[THE PROBLEM]: Select the lines below containing the word "sowie".

[DATA SUPPLIED]:
————

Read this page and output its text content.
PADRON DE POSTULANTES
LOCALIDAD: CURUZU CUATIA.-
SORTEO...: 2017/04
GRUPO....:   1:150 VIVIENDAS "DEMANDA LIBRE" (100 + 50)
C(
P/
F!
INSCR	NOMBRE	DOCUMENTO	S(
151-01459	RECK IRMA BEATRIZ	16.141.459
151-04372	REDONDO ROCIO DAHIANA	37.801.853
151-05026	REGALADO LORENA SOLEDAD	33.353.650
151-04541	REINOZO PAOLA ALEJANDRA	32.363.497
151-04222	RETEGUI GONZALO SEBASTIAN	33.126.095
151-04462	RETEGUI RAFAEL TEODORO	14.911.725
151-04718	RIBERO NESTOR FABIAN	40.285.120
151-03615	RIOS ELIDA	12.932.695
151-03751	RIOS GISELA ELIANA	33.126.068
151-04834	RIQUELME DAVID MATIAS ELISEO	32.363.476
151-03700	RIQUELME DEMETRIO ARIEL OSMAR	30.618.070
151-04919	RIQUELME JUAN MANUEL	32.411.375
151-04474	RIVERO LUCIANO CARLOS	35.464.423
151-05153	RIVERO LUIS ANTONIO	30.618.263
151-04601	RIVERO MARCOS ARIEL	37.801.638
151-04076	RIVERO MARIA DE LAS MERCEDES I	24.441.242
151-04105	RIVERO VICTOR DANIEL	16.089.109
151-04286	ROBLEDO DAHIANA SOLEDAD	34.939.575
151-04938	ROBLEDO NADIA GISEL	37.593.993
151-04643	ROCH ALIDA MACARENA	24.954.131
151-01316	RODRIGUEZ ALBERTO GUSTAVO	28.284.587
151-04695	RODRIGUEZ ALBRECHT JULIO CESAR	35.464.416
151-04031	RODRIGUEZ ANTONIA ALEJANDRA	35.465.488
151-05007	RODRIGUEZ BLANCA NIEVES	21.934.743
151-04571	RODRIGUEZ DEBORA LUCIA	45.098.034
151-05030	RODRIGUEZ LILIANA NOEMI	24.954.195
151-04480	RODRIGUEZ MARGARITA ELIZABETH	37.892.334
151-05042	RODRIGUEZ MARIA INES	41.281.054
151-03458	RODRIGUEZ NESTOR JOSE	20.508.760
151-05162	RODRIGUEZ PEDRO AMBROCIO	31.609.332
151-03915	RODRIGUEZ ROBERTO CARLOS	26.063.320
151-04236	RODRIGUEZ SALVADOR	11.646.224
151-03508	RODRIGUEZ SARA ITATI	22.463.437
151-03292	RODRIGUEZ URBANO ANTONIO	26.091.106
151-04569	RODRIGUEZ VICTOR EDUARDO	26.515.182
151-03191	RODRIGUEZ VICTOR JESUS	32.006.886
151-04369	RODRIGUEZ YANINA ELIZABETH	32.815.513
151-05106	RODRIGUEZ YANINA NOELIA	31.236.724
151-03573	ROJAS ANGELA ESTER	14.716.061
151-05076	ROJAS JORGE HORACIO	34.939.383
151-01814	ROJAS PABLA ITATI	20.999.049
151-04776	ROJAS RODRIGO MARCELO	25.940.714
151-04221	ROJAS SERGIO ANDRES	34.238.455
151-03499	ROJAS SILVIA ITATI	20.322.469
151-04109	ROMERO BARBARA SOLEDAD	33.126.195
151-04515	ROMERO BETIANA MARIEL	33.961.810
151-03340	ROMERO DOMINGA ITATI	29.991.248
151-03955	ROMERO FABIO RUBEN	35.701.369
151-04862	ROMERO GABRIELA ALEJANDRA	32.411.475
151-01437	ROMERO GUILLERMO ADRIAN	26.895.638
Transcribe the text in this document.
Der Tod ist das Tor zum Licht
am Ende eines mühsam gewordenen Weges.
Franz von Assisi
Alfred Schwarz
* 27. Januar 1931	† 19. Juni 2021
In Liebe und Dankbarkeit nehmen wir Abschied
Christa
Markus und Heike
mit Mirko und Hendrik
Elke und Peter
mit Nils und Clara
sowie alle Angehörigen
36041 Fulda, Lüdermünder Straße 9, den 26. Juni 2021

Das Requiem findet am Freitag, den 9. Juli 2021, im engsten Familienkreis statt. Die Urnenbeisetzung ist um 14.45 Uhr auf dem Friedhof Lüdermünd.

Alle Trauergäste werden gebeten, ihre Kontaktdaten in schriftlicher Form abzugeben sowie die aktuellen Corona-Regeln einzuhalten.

————

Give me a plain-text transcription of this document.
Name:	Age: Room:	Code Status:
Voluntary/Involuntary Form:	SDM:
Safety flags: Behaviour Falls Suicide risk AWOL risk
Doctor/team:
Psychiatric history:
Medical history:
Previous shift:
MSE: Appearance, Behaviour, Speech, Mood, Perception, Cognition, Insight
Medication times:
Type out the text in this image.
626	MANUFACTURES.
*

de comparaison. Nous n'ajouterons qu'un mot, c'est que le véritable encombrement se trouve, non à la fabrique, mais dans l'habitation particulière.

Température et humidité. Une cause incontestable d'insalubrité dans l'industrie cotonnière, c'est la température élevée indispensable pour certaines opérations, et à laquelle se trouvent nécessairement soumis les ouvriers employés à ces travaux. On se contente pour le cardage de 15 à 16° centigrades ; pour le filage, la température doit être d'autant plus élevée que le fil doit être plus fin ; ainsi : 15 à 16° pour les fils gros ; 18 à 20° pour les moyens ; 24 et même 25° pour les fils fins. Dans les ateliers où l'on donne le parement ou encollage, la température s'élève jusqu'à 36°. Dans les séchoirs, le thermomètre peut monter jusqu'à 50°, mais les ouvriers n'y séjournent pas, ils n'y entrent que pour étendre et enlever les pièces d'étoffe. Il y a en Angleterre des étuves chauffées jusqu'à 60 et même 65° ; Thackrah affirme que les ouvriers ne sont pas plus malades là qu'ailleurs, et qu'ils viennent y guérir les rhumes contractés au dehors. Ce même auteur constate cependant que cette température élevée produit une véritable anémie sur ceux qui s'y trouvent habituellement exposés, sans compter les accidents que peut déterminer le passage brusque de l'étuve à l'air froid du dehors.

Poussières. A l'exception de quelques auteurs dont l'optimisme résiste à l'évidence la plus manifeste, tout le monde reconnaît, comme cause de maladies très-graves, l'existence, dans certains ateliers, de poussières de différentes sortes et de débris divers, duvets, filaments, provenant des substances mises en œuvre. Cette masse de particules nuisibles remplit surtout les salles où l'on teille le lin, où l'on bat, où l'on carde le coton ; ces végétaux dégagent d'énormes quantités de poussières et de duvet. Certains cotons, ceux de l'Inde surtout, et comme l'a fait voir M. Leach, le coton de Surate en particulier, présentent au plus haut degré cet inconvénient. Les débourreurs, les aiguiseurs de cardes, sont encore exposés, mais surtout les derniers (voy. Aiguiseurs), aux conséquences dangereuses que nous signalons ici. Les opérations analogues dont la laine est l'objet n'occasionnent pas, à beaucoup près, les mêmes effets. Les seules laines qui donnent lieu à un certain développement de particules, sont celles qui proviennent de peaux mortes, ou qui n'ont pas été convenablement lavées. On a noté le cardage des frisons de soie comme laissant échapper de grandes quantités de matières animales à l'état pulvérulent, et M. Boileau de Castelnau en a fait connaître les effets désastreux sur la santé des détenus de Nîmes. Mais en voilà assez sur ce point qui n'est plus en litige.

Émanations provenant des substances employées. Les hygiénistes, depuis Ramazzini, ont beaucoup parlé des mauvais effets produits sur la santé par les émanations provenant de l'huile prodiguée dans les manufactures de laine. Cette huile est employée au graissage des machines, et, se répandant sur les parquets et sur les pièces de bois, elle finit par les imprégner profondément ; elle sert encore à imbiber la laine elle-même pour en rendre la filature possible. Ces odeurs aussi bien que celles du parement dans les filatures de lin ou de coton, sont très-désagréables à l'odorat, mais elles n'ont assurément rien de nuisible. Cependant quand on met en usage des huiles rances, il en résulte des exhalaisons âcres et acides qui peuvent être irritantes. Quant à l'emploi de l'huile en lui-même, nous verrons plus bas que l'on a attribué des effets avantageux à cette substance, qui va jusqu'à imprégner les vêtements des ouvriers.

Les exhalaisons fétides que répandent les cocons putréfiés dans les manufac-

————

[TASK SOLUTION]:
sowie alle Angehörigen
Alle Trauergäste werden gebeten, ihre Kontaktdaten in schriftlicher Form abzugeben sowie die aktuellen Corona-Regeln einzuhalten.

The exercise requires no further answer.